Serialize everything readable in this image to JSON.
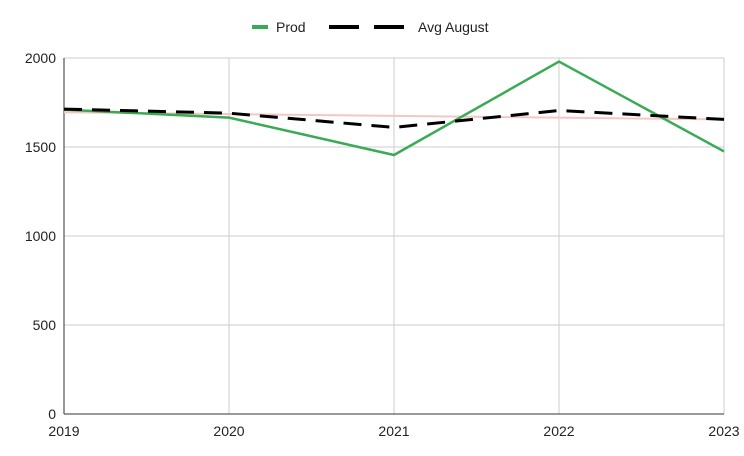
{
  "chart_data": {
    "type": "line",
    "title": "",
    "xlabel": "",
    "ylabel": "",
    "x": [
      "2019",
      "2020",
      "2021",
      "2022",
      "2023"
    ],
    "ylim": [
      0,
      2000
    ],
    "yticks": [
      0,
      500,
      1000,
      1500,
      2000
    ],
    "grid": true,
    "legend_position": "top",
    "series": [
      {
        "name": "Prod",
        "values": [
          1710,
          1665,
          1455,
          1980,
          1475
        ],
        "color": "#3aaa55",
        "style": "solid"
      },
      {
        "name": "Avg August",
        "values": [
          1713,
          1690,
          1610,
          1705,
          1655
        ],
        "color": "#000000",
        "style": "dashed"
      },
      {
        "name": "",
        "values": [
          1695,
          1685,
          1675,
          1665,
          1655
        ],
        "color": "#f4c7c3",
        "style": "solid",
        "role": "trendline"
      }
    ]
  }
}
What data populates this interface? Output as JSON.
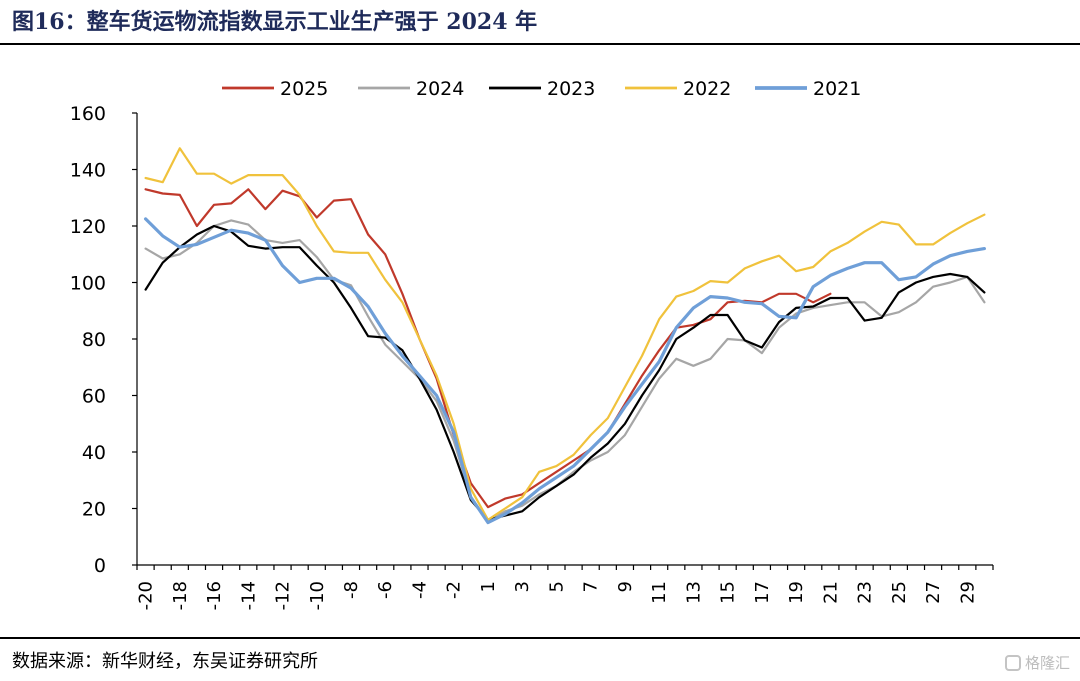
{
  "figure": {
    "title": "图16：整车货运物流指数显示工业生产强于 2024 年",
    "source": "数据来源：新华财经，东吴证券研究所",
    "watermark": "格隆汇"
  },
  "chart_data": {
    "type": "line",
    "title": "",
    "xlabel": "",
    "ylabel": "",
    "ylim": [
      0,
      160
    ],
    "yticks": [
      0,
      20,
      40,
      60,
      80,
      100,
      120,
      140,
      160
    ],
    "xticks": [
      -20,
      -18,
      -16,
      -14,
      -12,
      -10,
      -8,
      -6,
      -4,
      -2,
      1,
      3,
      5,
      7,
      9,
      11,
      13,
      15,
      17,
      19,
      21,
      23,
      25,
      27,
      29
    ],
    "x": [
      -20,
      -19,
      -18,
      -17,
      -16,
      -15,
      -14,
      -13,
      -12,
      -11,
      -10,
      -9,
      -8,
      -7,
      -6,
      -5,
      -4,
      -3,
      -2,
      -1,
      1,
      2,
      3,
      4,
      5,
      6,
      7,
      8,
      9,
      10,
      11,
      12,
      13,
      14,
      15,
      16,
      17,
      18,
      19,
      20,
      21,
      22,
      23,
      24,
      25,
      26,
      27,
      28,
      29,
      30
    ],
    "legend_position": "top-center",
    "grid": false,
    "series": [
      {
        "name": "2025",
        "color": "#c0392b",
        "width": 2.2,
        "values": [
          133,
          131.5,
          131,
          120,
          127.5,
          128,
          133,
          126,
          132.5,
          130.5,
          123,
          129,
          129.5,
          117,
          110,
          96,
          80,
          66,
          46,
          29,
          20.5,
          23.5,
          25,
          29,
          33,
          37,
          41,
          47,
          57,
          67,
          76,
          84,
          85,
          87,
          93,
          93.5,
          93,
          96,
          96,
          93,
          96,
          null,
          null,
          null,
          null,
          null,
          null,
          null,
          null,
          null
        ]
      },
      {
        "name": "2024",
        "color": "#a6a6a6",
        "width": 2.2,
        "values": [
          112,
          108.5,
          110,
          114,
          120,
          122,
          120.5,
          115,
          114,
          115,
          109,
          101,
          99,
          88,
          78,
          72,
          66,
          58,
          44,
          24,
          15.5,
          19,
          21,
          25,
          28,
          33,
          37,
          40,
          46,
          56,
          66,
          73,
          70.5,
          73,
          80,
          79.5,
          75,
          84,
          89,
          91,
          92,
          93,
          93,
          88,
          89.5,
          93,
          98.5,
          100,
          102,
          93
        ]
      },
      {
        "name": "2023",
        "color": "#000000",
        "width": 2.2,
        "values": [
          97.5,
          107,
          112.5,
          117,
          120,
          118,
          113,
          112,
          112.5,
          112.5,
          106,
          100,
          91,
          81,
          80.5,
          76,
          66,
          55,
          40,
          23,
          16,
          17.5,
          19,
          24,
          28,
          32,
          38,
          43,
          50,
          60,
          69,
          80,
          84,
          88.5,
          88.5,
          79.5,
          77,
          86,
          91,
          91.5,
          94.5,
          94.5,
          86.5,
          87.5,
          96.5,
          100,
          102,
          103,
          102,
          96.5
        ]
      },
      {
        "name": "2022",
        "color": "#f0c23c",
        "width": 2.2,
        "values": [
          137,
          135.5,
          147.5,
          138.5,
          138.5,
          135,
          138,
          138,
          138,
          131,
          120,
          111,
          110.5,
          110.5,
          101,
          93,
          80,
          67,
          50,
          27,
          16,
          20,
          24,
          33,
          35,
          39,
          46,
          52,
          63,
          74,
          87,
          95,
          97,
          100.5,
          100,
          105,
          107.5,
          109.5,
          104,
          105.5,
          111,
          114,
          118,
          121.5,
          120.5,
          113.5,
          113.5,
          117.5,
          121,
          124
        ]
      },
      {
        "name": "2021",
        "color": "#6f9fd8",
        "width": 3.2,
        "values": [
          122.5,
          116.5,
          112.5,
          113.5,
          116,
          118.5,
          117.5,
          115,
          106,
          100,
          101.5,
          101.5,
          98,
          91.5,
          82,
          74,
          67,
          60,
          47,
          24,
          15,
          18,
          22,
          27,
          31,
          35,
          41,
          47,
          56,
          64,
          72,
          84,
          91,
          95,
          94.5,
          93,
          92.5,
          88,
          87.5,
          98.5,
          102.5,
          105,
          107,
          107,
          101,
          102,
          106.5,
          109.5,
          111,
          112
        ]
      }
    ]
  }
}
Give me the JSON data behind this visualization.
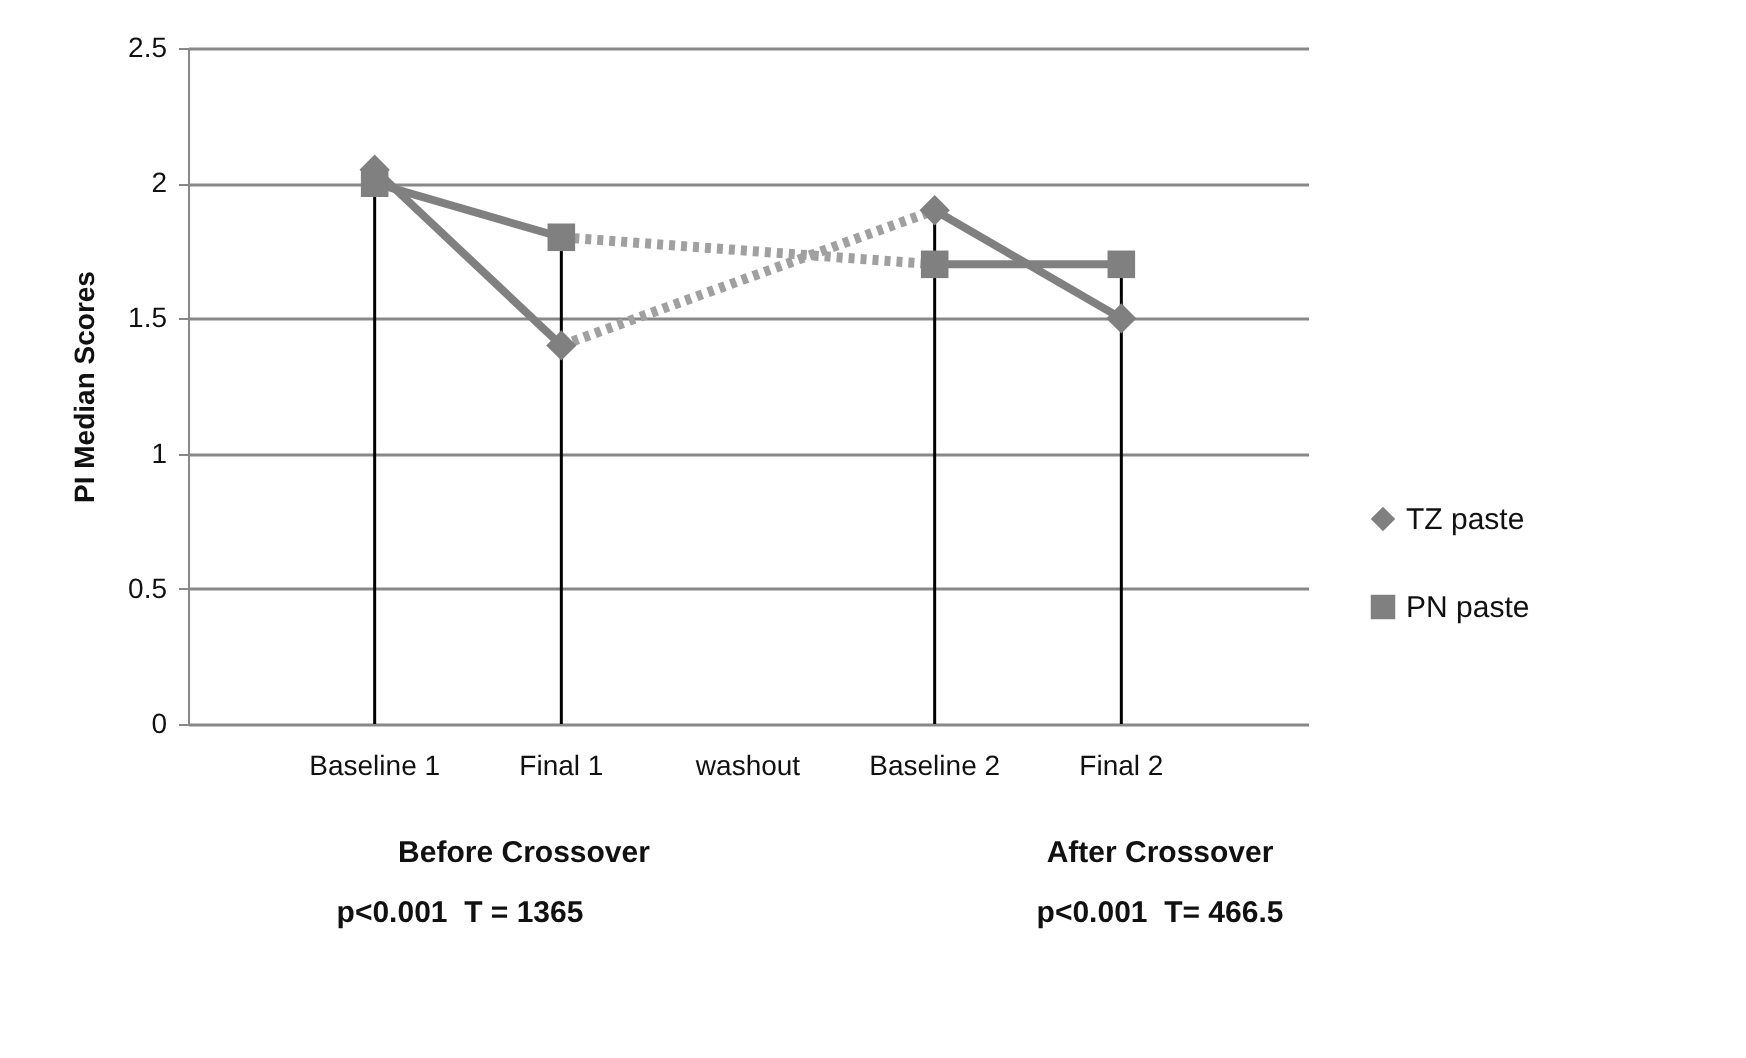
{
  "chart_data": {
    "type": "line",
    "ylabel": "PI Median Scores",
    "categories": [
      "Baseline 1",
      "Final 1",
      "washout",
      "Baseline 2",
      "Final 2"
    ],
    "series": [
      {
        "name": "TZ paste",
        "color": "#808080",
        "marker": "diamond",
        "values": [
          2.05,
          1.4,
          null,
          1.9,
          1.5
        ]
      },
      {
        "name": "PN paste",
        "color": "#808080",
        "marker": "square",
        "values": [
          2.0,
          1.8,
          null,
          1.7,
          1.7
        ]
      },
      {
        "color": "#a0a0a0",
        "line_style": "dotted",
        "marker": "none",
        "x": [
          "Final 1",
          "Baseline 2"
        ],
        "values": [
          1.4,
          1.9
        ]
      },
      {
        "color": "#a0a0a0",
        "line_style": "dotted",
        "marker": "none",
        "x": [
          "Final 1",
          "Baseline 2"
        ],
        "values": [
          1.8,
          1.7
        ]
      }
    ],
    "ref_lines": [
      {
        "axis": "x",
        "value": "Baseline 1",
        "color": "#000000"
      },
      {
        "axis": "x",
        "value": "Final 1",
        "color": "#000000"
      },
      {
        "axis": "x",
        "value": "Baseline 2",
        "color": "#000000"
      },
      {
        "axis": "x",
        "value": "Final 2",
        "color": "#000000"
      }
    ],
    "ylim": [
      0,
      2.5
    ],
    "yticks": [
      0,
      0.5,
      1,
      1.5,
      2,
      2.5
    ],
    "grid": "y",
    "legend": "right",
    "annotations": [
      "Before Crossover",
      "p<0.001  T = 1365",
      "After Crossover",
      "p<0.001  T= 466.5"
    ]
  }
}
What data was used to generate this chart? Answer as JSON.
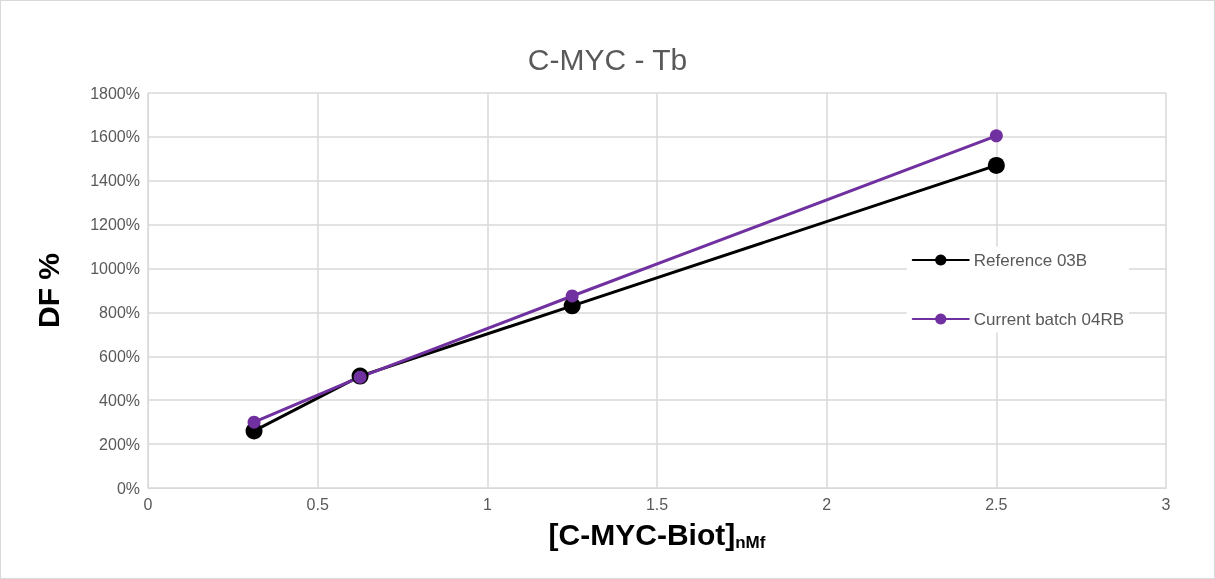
{
  "chart_data": {
    "type": "line",
    "title": "C-MYC - Tb",
    "xlabel": "[C-MYC-Biot]$_{nMf}$",
    "ylabel": "DF %",
    "x": [
      0.3125,
      0.625,
      1.25,
      2.5
    ],
    "series": [
      {
        "name": "Reference 03B",
        "color": "#000000",
        "values": [
          260,
          510,
          830,
          1470
        ]
      },
      {
        "name": "Current batch 04RB",
        "color": "#7030a0",
        "values": [
          300,
          505,
          875,
          1605
        ]
      }
    ],
    "xlim": [
      0,
      3
    ],
    "xticks": [
      0,
      0.5,
      1,
      1.5,
      2,
      2.5,
      3
    ],
    "ylim": [
      0,
      1800
    ],
    "yticks": [
      {
        "value": 0,
        "label": "0%"
      },
      {
        "value": 200,
        "label": "200%"
      },
      {
        "value": 400,
        "label": "400%"
      },
      {
        "value": 600,
        "label": "600%"
      },
      {
        "value": 800,
        "label": "800%"
      },
      {
        "value": 1000,
        "label": "1000%"
      },
      {
        "value": 1200,
        "label": "1200%"
      },
      {
        "value": 1400,
        "label": "1400%"
      },
      {
        "value": 1600,
        "label": "1600%"
      },
      {
        "value": 1800,
        "label": "1800%"
      }
    ],
    "grid": true,
    "legend": "right",
    "marker": "circle",
    "line_style": "solid"
  }
}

> Required task
All lines above with "ylabel" in them should be returned.

> Output of the exercise
    "ylabel": "",
    "ylabel": "",
    "ylabel": "PI Median Scores",
    "ylabel": "DF %",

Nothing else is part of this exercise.